## Part of a data file
===============

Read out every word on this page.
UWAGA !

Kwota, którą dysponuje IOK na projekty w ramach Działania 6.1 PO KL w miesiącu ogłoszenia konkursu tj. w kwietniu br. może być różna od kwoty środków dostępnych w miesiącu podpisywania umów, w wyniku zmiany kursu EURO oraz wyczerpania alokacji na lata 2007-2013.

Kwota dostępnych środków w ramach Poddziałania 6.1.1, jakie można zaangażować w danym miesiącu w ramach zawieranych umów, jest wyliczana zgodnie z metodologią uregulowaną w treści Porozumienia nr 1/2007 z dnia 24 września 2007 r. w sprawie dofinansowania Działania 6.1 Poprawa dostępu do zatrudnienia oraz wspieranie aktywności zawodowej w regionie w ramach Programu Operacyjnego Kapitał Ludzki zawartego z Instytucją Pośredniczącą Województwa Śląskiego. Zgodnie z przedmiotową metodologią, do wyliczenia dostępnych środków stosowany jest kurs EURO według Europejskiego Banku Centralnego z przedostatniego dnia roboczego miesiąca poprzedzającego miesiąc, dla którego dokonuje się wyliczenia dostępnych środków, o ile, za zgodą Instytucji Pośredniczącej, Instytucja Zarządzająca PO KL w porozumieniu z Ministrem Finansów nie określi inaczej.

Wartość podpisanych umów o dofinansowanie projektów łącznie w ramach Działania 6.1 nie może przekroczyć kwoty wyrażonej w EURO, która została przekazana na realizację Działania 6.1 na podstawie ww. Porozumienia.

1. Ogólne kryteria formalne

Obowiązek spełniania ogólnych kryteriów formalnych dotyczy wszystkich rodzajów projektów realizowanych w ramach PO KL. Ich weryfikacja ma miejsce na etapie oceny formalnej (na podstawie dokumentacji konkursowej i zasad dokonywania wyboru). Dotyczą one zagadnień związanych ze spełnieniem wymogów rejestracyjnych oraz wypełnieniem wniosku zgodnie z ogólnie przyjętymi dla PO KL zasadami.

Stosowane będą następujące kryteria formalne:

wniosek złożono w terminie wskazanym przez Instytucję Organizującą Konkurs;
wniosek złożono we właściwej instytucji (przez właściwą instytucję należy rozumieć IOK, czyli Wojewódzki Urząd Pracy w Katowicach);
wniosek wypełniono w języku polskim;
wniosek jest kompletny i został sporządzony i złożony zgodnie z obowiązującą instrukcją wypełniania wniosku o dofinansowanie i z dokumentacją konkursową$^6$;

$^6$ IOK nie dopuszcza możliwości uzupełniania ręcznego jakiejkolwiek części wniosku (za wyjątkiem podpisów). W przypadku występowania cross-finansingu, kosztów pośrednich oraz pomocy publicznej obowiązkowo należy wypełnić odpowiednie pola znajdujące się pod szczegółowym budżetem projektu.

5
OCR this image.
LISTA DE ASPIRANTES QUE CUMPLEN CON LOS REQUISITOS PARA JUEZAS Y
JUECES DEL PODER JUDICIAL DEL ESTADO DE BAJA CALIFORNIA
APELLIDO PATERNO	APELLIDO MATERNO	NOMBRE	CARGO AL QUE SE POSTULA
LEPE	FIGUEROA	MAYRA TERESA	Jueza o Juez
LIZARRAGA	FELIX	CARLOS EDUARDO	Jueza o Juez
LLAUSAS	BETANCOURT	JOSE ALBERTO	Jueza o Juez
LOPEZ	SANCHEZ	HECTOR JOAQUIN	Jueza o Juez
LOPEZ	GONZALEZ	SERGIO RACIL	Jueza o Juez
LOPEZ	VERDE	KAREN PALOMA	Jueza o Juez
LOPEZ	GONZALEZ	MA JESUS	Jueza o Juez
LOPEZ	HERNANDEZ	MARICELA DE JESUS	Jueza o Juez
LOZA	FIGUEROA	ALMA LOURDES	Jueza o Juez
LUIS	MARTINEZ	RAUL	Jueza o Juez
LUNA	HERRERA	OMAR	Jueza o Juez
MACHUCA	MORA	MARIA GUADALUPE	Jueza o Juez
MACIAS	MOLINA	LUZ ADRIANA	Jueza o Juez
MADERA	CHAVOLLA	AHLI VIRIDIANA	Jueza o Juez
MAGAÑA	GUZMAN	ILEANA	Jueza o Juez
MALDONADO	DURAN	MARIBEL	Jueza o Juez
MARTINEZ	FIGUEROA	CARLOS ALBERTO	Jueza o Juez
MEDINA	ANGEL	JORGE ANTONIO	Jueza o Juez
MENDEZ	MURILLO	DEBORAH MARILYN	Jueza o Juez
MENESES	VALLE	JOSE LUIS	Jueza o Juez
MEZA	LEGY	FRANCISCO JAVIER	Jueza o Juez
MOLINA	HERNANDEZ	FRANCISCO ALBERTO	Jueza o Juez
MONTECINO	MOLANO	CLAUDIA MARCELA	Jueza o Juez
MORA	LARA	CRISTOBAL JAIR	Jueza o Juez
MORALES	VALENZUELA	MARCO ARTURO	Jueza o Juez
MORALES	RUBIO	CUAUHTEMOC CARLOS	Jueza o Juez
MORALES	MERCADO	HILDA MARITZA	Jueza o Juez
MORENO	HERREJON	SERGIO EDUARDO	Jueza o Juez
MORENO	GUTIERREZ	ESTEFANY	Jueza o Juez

===============

In the entries above, find every line with the word "złożono" and list it.

## ANSWER TO THIS TASK
wniosek złożono w terminie wskazanym przez Instytucję Organizującą Konkurs;
wniosek złożono we właściwej instytucji (przez właściwą instytucję należy rozumieć IOK, czyli Wojewódzki Urząd Pracy w Katowicach);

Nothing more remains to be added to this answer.